== WHAT NEEDS TO BE DONE ==
Find the lines in the material below that include the word "site", count them, and give that count alone.

== DATA PROVIDED ==
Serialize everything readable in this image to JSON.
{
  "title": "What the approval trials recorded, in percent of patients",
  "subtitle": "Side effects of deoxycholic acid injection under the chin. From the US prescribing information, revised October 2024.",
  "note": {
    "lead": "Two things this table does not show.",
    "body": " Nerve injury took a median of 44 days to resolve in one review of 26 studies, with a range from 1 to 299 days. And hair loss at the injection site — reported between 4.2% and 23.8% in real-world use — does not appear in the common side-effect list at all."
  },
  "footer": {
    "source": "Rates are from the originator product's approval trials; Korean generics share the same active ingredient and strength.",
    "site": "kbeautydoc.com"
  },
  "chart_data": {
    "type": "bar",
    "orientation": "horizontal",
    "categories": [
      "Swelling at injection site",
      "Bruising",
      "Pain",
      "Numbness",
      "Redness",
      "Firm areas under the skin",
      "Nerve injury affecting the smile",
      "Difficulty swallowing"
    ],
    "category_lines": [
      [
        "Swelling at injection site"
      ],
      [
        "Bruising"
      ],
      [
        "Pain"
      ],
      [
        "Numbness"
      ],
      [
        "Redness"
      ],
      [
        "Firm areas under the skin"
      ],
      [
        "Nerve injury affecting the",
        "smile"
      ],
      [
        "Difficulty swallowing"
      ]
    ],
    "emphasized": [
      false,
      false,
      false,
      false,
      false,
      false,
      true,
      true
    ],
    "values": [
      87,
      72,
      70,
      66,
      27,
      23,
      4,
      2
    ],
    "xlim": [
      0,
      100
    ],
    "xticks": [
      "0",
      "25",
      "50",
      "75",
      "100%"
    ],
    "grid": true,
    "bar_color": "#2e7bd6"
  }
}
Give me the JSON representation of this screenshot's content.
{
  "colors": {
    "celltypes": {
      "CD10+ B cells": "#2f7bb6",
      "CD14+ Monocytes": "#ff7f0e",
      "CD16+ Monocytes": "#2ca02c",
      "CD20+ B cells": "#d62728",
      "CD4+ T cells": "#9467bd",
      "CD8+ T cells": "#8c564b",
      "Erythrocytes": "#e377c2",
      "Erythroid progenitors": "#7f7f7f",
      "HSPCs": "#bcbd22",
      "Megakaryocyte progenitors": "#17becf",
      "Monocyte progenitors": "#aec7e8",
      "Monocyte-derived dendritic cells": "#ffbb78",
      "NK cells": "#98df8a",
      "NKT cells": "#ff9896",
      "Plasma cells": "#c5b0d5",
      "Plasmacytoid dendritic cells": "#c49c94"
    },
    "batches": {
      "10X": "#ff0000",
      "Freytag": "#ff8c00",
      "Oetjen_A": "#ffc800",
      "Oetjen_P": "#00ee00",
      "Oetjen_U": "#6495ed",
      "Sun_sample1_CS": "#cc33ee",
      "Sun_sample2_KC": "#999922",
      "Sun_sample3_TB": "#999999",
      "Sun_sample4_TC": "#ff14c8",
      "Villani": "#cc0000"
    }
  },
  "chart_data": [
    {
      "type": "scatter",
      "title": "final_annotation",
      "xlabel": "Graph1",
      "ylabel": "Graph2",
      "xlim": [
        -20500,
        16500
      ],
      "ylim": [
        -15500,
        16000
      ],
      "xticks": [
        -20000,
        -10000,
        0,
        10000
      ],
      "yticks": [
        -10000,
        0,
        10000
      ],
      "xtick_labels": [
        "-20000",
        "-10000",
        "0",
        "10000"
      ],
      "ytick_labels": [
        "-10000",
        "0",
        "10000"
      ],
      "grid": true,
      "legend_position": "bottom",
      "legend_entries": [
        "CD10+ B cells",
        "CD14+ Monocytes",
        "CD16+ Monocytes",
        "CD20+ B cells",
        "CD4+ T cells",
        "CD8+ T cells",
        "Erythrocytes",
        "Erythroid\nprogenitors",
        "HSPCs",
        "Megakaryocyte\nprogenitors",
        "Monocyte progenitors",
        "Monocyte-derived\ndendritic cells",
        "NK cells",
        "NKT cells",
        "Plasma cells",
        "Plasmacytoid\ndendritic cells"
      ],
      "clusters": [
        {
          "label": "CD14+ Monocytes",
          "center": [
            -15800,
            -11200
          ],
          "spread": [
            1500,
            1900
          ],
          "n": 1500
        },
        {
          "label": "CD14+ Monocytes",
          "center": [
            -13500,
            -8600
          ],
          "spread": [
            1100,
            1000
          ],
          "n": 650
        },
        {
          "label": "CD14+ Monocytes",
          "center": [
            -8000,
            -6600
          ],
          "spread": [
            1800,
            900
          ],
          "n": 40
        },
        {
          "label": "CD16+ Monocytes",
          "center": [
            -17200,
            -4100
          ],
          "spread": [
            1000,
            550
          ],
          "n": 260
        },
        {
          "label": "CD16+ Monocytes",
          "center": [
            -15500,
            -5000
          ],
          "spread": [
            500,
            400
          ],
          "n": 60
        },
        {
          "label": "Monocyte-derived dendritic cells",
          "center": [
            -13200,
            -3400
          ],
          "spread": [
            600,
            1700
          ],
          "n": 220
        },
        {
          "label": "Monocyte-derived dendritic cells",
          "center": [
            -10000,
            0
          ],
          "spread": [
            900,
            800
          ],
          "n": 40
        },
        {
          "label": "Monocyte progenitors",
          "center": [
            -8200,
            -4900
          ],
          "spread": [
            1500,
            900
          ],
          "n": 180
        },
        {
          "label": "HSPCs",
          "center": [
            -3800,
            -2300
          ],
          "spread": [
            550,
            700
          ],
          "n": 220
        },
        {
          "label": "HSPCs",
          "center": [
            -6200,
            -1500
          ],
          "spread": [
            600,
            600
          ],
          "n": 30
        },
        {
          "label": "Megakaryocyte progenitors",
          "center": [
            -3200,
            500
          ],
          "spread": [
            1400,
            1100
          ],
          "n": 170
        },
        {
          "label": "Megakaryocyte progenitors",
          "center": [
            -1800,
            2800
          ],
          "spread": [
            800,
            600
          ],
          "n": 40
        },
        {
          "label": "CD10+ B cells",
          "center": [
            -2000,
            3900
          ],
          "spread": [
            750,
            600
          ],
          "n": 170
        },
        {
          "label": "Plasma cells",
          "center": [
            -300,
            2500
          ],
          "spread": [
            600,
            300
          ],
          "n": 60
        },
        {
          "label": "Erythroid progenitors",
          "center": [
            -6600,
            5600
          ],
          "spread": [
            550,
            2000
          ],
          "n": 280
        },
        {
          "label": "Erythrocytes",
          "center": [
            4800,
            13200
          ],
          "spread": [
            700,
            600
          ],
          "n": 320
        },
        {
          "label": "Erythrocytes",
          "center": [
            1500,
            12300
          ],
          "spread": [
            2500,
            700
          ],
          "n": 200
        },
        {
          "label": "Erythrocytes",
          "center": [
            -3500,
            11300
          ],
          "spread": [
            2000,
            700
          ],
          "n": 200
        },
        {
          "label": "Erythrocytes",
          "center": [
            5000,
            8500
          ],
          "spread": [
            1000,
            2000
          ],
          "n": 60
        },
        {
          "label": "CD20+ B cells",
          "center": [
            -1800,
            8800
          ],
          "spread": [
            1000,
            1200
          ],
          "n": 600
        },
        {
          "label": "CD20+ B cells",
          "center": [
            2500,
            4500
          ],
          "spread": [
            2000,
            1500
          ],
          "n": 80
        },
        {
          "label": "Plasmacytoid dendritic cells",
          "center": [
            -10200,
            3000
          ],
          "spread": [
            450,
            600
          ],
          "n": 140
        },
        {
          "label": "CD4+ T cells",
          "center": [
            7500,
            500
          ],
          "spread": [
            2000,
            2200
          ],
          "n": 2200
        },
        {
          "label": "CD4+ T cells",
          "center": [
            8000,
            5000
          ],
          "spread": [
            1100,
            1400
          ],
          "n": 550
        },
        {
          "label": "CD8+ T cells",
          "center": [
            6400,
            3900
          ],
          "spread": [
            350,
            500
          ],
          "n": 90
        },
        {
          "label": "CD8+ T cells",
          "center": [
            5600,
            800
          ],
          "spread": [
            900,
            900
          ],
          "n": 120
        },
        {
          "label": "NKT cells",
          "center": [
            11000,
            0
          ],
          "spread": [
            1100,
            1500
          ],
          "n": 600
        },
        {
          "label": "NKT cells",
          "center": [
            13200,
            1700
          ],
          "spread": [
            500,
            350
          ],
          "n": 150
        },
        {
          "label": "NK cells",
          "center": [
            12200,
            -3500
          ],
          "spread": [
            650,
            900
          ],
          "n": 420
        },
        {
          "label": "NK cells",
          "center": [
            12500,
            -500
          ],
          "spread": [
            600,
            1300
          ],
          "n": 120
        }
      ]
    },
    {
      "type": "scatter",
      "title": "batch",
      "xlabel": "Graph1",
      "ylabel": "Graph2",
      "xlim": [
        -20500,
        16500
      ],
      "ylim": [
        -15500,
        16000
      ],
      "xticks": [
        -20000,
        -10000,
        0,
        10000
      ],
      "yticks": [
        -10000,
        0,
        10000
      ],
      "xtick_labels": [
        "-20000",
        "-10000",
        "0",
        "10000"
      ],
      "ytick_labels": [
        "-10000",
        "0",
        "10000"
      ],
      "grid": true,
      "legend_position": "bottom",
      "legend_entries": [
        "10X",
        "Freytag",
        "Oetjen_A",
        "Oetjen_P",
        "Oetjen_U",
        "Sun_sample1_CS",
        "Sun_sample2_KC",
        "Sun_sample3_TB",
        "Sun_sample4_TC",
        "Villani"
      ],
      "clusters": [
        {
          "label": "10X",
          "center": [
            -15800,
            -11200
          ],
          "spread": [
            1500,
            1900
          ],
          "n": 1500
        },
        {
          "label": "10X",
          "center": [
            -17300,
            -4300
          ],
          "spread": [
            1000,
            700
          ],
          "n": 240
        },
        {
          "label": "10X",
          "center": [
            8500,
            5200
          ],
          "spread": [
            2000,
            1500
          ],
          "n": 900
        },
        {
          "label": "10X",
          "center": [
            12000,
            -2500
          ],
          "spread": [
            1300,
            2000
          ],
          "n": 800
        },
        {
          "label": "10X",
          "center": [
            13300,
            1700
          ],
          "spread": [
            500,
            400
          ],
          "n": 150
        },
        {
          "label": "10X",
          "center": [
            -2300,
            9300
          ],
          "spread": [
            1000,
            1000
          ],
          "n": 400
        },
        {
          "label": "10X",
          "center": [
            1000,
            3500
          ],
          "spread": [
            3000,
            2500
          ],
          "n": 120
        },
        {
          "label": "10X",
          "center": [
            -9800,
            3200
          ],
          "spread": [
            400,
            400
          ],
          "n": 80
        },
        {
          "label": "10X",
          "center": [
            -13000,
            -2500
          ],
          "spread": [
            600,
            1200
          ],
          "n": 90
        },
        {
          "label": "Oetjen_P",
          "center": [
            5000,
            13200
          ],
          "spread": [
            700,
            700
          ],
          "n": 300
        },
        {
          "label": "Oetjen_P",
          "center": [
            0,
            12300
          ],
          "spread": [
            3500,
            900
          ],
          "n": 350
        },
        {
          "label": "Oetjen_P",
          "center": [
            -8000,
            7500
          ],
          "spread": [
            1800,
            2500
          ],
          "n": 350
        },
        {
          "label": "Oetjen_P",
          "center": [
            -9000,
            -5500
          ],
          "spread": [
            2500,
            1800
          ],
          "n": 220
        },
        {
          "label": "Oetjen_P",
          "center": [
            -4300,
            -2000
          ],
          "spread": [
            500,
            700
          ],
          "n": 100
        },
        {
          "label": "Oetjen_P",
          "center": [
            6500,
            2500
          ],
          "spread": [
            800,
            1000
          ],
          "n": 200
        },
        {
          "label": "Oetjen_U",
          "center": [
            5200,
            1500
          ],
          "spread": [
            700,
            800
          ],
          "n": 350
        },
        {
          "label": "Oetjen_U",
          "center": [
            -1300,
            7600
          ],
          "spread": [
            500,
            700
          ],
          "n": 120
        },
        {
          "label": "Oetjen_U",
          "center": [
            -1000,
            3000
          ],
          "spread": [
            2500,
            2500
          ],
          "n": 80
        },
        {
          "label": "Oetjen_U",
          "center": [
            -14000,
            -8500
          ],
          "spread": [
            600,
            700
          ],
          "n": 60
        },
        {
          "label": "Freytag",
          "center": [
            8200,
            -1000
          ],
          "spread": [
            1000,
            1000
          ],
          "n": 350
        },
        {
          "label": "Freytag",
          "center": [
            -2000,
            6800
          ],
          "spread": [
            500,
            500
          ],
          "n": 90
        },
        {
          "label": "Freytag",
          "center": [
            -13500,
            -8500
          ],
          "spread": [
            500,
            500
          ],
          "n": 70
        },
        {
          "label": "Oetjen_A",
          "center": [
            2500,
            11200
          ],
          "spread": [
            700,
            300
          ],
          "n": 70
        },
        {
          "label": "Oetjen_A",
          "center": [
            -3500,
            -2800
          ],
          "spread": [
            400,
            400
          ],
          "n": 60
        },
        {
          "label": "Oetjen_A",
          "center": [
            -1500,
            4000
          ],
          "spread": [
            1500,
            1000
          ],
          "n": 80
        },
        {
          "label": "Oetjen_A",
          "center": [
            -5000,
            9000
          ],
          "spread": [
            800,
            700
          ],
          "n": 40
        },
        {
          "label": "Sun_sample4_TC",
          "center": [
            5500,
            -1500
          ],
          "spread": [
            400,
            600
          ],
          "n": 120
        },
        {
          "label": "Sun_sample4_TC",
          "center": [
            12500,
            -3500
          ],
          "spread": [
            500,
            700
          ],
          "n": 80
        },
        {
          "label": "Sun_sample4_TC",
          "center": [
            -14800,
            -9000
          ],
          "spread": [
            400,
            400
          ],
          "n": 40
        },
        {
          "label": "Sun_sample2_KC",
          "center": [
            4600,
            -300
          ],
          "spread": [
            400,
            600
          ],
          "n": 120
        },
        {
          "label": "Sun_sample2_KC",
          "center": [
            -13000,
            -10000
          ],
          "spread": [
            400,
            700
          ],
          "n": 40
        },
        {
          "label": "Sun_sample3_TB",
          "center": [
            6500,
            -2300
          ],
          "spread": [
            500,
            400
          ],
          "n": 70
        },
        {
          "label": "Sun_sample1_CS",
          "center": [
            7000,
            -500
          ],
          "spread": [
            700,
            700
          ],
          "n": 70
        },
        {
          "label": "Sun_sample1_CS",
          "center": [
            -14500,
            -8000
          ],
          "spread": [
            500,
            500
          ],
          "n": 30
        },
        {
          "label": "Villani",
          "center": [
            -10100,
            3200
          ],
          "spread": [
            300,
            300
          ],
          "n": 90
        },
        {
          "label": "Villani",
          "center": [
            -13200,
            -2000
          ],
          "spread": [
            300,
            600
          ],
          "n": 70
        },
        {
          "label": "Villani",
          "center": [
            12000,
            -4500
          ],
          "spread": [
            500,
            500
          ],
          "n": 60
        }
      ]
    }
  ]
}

== RESPONSE AREA ==
4